──────── RECORDS PROVIDED ────────

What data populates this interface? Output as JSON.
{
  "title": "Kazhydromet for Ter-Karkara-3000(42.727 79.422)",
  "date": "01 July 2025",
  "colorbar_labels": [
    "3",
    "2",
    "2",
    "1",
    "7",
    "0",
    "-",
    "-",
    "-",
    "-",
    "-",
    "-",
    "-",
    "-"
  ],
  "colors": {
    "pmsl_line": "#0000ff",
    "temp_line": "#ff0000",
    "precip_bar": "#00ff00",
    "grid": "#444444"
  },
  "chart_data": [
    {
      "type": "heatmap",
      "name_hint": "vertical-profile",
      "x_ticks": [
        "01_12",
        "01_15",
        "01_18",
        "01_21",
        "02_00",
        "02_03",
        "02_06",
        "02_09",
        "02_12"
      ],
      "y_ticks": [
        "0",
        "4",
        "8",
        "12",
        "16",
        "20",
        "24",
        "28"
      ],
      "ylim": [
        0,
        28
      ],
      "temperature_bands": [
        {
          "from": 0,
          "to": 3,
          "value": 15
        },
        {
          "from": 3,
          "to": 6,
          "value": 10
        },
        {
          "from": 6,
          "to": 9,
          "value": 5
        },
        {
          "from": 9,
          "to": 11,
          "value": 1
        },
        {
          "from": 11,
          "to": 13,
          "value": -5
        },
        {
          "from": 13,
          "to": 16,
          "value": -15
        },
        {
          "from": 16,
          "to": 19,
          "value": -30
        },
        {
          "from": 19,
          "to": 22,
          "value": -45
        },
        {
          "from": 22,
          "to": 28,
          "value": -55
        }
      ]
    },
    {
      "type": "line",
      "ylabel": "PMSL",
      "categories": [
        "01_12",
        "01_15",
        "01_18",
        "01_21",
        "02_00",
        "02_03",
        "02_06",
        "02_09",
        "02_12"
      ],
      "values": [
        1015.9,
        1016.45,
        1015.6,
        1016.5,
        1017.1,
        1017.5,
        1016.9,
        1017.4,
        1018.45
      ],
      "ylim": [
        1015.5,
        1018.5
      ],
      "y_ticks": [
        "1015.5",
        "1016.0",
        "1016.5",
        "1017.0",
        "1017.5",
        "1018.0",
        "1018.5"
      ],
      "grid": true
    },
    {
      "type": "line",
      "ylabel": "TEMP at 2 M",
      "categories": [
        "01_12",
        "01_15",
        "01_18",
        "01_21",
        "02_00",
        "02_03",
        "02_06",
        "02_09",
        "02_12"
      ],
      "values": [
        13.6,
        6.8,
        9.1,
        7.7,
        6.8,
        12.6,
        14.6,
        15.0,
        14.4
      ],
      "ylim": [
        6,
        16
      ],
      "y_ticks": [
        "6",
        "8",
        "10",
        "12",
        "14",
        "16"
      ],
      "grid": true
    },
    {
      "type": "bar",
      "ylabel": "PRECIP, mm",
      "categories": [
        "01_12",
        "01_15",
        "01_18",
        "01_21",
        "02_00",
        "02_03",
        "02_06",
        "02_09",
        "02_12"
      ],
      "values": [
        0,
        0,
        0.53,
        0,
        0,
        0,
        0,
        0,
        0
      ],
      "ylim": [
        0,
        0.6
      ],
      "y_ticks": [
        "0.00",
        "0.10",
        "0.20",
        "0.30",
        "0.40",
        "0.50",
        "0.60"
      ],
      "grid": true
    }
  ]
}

────────

» **WHAT NEEDS TO BE DONE**: Copy out all of the records above with nothing altered.

» **EXERCISE RESULT**:
What data populates this interface? Output as JSON.
{
  "title": "Kazhydromet for Ter-Karkara-3000(42.727 79.422)",
  "date": "01 July 2025",
  "colorbar_labels": [
    "3",
    "2",
    "2",
    "1",
    "7",
    "0",
    "-",
    "-",
    "-",
    "-",
    "-",
    "-",
    "-",
    "-"
  ],
  "colors": {
    "pmsl_line": "#0000ff",
    "temp_line": "#ff0000",
    "precip_bar": "#00ff00",
    "grid": "#444444"
  },
  "chart_data": [
    {
      "type": "heatmap",
      "name_hint": "vertical-profile",
      "x_ticks": [
        "01_12",
        "01_15",
        "01_18",
        "01_21",
        "02_00",
        "02_03",
        "02_06",
        "02_09",
        "02_12"
      ],
      "y_ticks": [
        "0",
        "4",
        "8",
        "12",
        "16",
        "20",
        "24",
        "28"
      ],
      "ylim": [
        0,
        28
      ],
      "temperature_bands": [
        {
          "from": 0,
          "to": 3,
          "value": 15
        },
        {
          "from": 3,
          "to": 6,
          "value": 10
        },
        {
          "from": 6,
          "to": 9,
          "value": 5
        },
        {
          "from": 9,
          "to": 11,
          "value": 1
        },
        {
          "from": 11,
          "to": 13,
          "value": -5
        },
        {
          "from": 13,
          "to": 16,
          "value": -15
        },
        {
          "from": 16,
          "to": 19,
          "value": -30
        },
        {
          "from": 19,
          "to": 22,
          "value": -45
        },
        {
          "from": 22,
          "to": 28,
          "value": -55
        }
      ]
    },
    {
      "type": "line",
      "ylabel": "PMSL",
      "categories": [
        "01_12",
        "01_15",
        "01_18",
        "01_21",
        "02_00",
        "02_03",
        "02_06",
        "02_09",
        "02_12"
      ],
      "values": [
        1015.9,
        1016.45,
        1015.6,
        1016.5,
        1017.1,
        1017.5,
        1016.9,
        1017.4,
        1018.45
      ],
      "ylim": [
        1015.5,
        1018.5
      ],
      "y_ticks": [
        "1015.5",
        "1016.0",
        "1016.5",
        "1017.0",
        "1017.5",
        "1018.0",
        "1018.5"
      ],
      "grid": true
    },
    {
      "type": "line",
      "ylabel": "TEMP at 2 M",
      "categories": [
        "01_12",
        "01_15",
        "01_18",
        "01_21",
        "02_00",
        "02_03",
        "02_06",
        "02_09",
        "02_12"
      ],
      "values": [
        13.6,
        6.8,
        9.1,
        7.7,
        6.8,
        12.6,
        14.6,
        15.0,
        14.4
      ],
      "ylim": [
        6,
        16
      ],
      "y_ticks": [
        "6",
        "8",
        "10",
        "12",
        "14",
        "16"
      ],
      "grid": true
    },
    {
      "type": "bar",
      "ylabel": "PRECIP, mm",
      "categories": [
        "01_12",
        "01_15",
        "01_18",
        "01_21",
        "02_00",
        "02_03",
        "02_06",
        "02_09",
        "02_12"
      ],
      "values": [
        0,
        0,
        0.53,
        0,
        0,
        0,
        0,
        0,
        0
      ],
      "ylim": [
        0,
        0.6
      ],
      "y_ticks": [
        "0.00",
        "0.10",
        "0.20",
        "0.30",
        "0.40",
        "0.50",
        "0.60"
      ],
      "grid": true
    }
  ]
}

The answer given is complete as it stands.